Directions: Select every line containing the word "JSON" from the material, and copy those lines.

=== Exercise materials ===

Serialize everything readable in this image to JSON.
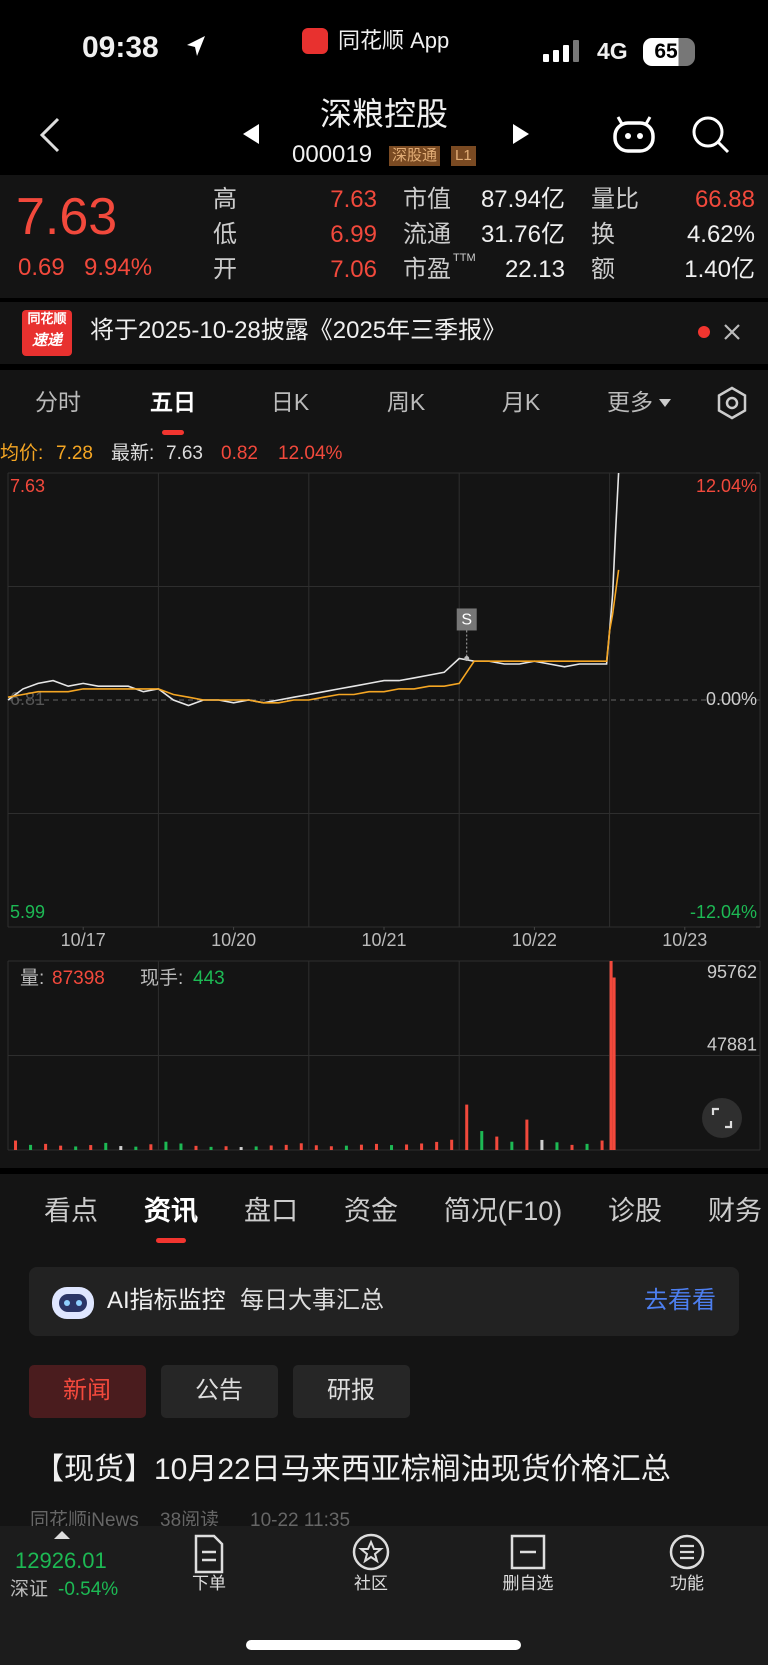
{
  "status_bar": {
    "time": "09:38",
    "app": "同花顺 App",
    "network": "4G",
    "battery": "65"
  },
  "header": {
    "title": "深粮控股",
    "code": "000019",
    "tags": [
      "深股通",
      "L1"
    ]
  },
  "quote": {
    "price": "7.63",
    "change": "0.69",
    "change_pct": "9.94%",
    "stats": [
      {
        "label": "高",
        "value": "7.63",
        "color": "#f2493c"
      },
      {
        "label": "低",
        "value": "6.99",
        "color": "#f2493c"
      },
      {
        "label": "开",
        "value": "7.06",
        "color": "#f2493c"
      },
      {
        "label": "市值",
        "value": "87.94亿",
        "color": "#f0f0f0"
      },
      {
        "label": "流通",
        "value": "31.76亿",
        "color": "#f0f0f0"
      },
      {
        "label": "市盈",
        "sup": "TTM",
        "value": "22.13",
        "color": "#f0f0f0"
      },
      {
        "label": "量比",
        "value": "66.88",
        "color": "#f2493c"
      },
      {
        "label": "换",
        "value": "4.62%",
        "color": "#f0f0f0"
      },
      {
        "label": "额",
        "value": "1.40亿",
        "color": "#f0f0f0"
      }
    ]
  },
  "notice": {
    "badge_top": "同花顺",
    "badge_bottom": "速递",
    "text": "将于2025-10-28披露《2025年三季报》"
  },
  "chart_tabs": {
    "items": [
      "分时",
      "五日",
      "日K",
      "周K",
      "月K",
      "更多"
    ],
    "active": 1
  },
  "chart_info": {
    "avg_label": "均价:",
    "avg": "7.28",
    "latest_label": "最新:",
    "latest": "7.63",
    "change": "0.82",
    "change_pct": "12.04%"
  },
  "chart_data": [
    {
      "type": "line",
      "xlim": [
        0,
        5
      ],
      "xticks": [
        {
          "value": 0.5,
          "label": "10/17"
        },
        {
          "value": 1.5,
          "label": "10/20"
        },
        {
          "value": 2.5,
          "label": "10/21"
        },
        {
          "value": 3.5,
          "label": "10/22"
        },
        {
          "value": 4.5,
          "label": "10/23"
        }
      ],
      "ylim": [
        5.99,
        7.63
      ],
      "yticks": [
        7.63,
        6.81,
        5.99
      ],
      "y2lim": [
        -12.04,
        12.04
      ],
      "y2ticks": [
        {
          "value": 12.04,
          "label": "12.04%"
        },
        {
          "value": 0,
          "label": "0.00%"
        },
        {
          "value": -12.04,
          "label": "-12.04%"
        }
      ],
      "x": [
        0,
        0.1,
        0.2,
        0.3,
        0.4,
        0.5,
        0.6,
        0.7,
        0.8,
        0.9,
        1.0,
        1.1,
        1.2,
        1.3,
        1.4,
        1.5,
        1.6,
        1.7,
        1.8,
        1.9,
        2.0,
        2.1,
        2.2,
        2.3,
        2.4,
        2.5,
        2.6,
        2.7,
        2.8,
        2.9,
        3.0,
        3.1,
        3.2,
        3.3,
        3.4,
        3.5,
        3.6,
        3.7,
        3.8,
        3.9,
        3.98,
        4.0,
        4.02,
        4.04,
        4.06
      ],
      "series": [
        {
          "color": "#e6e6e6",
          "values": [
            6.81,
            6.85,
            6.87,
            6.88,
            6.86,
            6.87,
            6.86,
            6.86,
            6.86,
            6.84,
            6.85,
            6.81,
            6.79,
            6.81,
            6.81,
            6.8,
            6.81,
            6.8,
            6.81,
            6.82,
            6.83,
            6.84,
            6.85,
            6.86,
            6.87,
            6.88,
            6.88,
            6.89,
            6.9,
            6.91,
            6.96,
            6.95,
            6.95,
            6.94,
            6.94,
            6.95,
            6.94,
            6.93,
            6.94,
            6.94,
            6.94,
            7.06,
            7.19,
            7.42,
            7.63
          ]
        },
        {
          "color": "#f5a623",
          "values": [
            6.82,
            6.83,
            6.84,
            6.84,
            6.84,
            6.85,
            6.85,
            6.85,
            6.85,
            6.85,
            6.85,
            6.83,
            6.82,
            6.81,
            6.81,
            6.81,
            6.81,
            6.8,
            6.8,
            6.81,
            6.81,
            6.82,
            6.83,
            6.83,
            6.84,
            6.84,
            6.85,
            6.85,
            6.86,
            6.86,
            6.87,
            6.95,
            6.95,
            6.95,
            6.95,
            6.95,
            6.95,
            6.95,
            6.95,
            6.95,
            6.95,
            7.06,
            7.12,
            7.2,
            7.28
          ]
        }
      ],
      "annotations": [
        {
          "text": "S",
          "x": 3.05,
          "y": 6.96
        }
      ]
    },
    {
      "type": "bar",
      "xlim": [
        0,
        5
      ],
      "ylim": [
        0,
        95762
      ],
      "yticks": [
        47881,
        95762
      ],
      "volume_label": "量:",
      "volume": "87398",
      "hand_label": "现手:",
      "hand": "443",
      "x": [
        0.05,
        0.15,
        0.25,
        0.35,
        0.45,
        0.55,
        0.65,
        0.75,
        0.85,
        0.95,
        1.05,
        1.15,
        1.25,
        1.35,
        1.45,
        1.55,
        1.65,
        1.75,
        1.85,
        1.95,
        2.05,
        2.15,
        2.25,
        2.35,
        2.45,
        2.55,
        2.65,
        2.75,
        2.85,
        2.95,
        3.05,
        3.15,
        3.25,
        3.35,
        3.45,
        3.55,
        3.65,
        3.75,
        3.85,
        3.95,
        4.01,
        4.03
      ],
      "values": [
        4800,
        2600,
        3100,
        2200,
        1800,
        2500,
        3600,
        2000,
        1700,
        2900,
        4200,
        3300,
        2100,
        1600,
        1900,
        1500,
        1800,
        2300,
        2600,
        3400,
        2400,
        1900,
        2200,
        2700,
        3100,
        2500,
        2800,
        3300,
        4100,
        5200,
        23000,
        9600,
        6800,
        4200,
        15400,
        5100,
        3900,
        2600,
        3100,
        4800,
        95762,
        87398
      ],
      "colors": [
        "#f2493c",
        "#1db954",
        "#f2493c",
        "#f2493c",
        "#1db954",
        "#f2493c",
        "#1db954",
        "#cfcfcf",
        "#1db954",
        "#f2493c",
        "#1db954",
        "#1db954",
        "#f2493c",
        "#1db954",
        "#f2493c",
        "#cfcfcf",
        "#1db954",
        "#f2493c",
        "#f2493c",
        "#f2493c",
        "#f2493c",
        "#f2493c",
        "#1db954",
        "#f2493c",
        "#f2493c",
        "#1db954",
        "#f2493c",
        "#f2493c",
        "#f2493c",
        "#f2493c",
        "#f2493c",
        "#1db954",
        "#f2493c",
        "#1db954",
        "#f2493c",
        "#cfcfcf",
        "#1db954",
        "#f2493c",
        "#1db954",
        "#f2493c",
        "#f2493c",
        "#f2493c"
      ]
    }
  ],
  "news_tabs": {
    "items": [
      "看点",
      "资讯",
      "盘口",
      "资金",
      "简况(F10)",
      "诊股",
      "财务"
    ],
    "active": 1
  },
  "ai_bar": {
    "title": "AI指标监控",
    "subtitle": "每日大事汇总",
    "action": "去看看"
  },
  "chips": {
    "items": [
      "新闻",
      "公告",
      "研报"
    ],
    "active": 0
  },
  "news": [
    {
      "title": "【现货】10月22日马来西亚棕榈油现货价格汇总",
      "source": "同花顺iNews",
      "reads": "38阅读",
      "time": "10-22 11:35"
    }
  ],
  "index": {
    "value": "12926.01",
    "name": "深证",
    "change": "-0.54%"
  },
  "nav": [
    "下单",
    "社区",
    "删自选",
    "功能"
  ]
}
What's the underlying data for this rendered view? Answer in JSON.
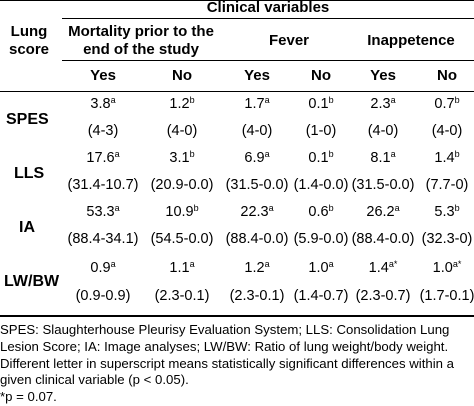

===

Solution for this exercise:
Serialize everything readable in this image to JSON.
What's the underlying data for this rendered view? Answer in JSON.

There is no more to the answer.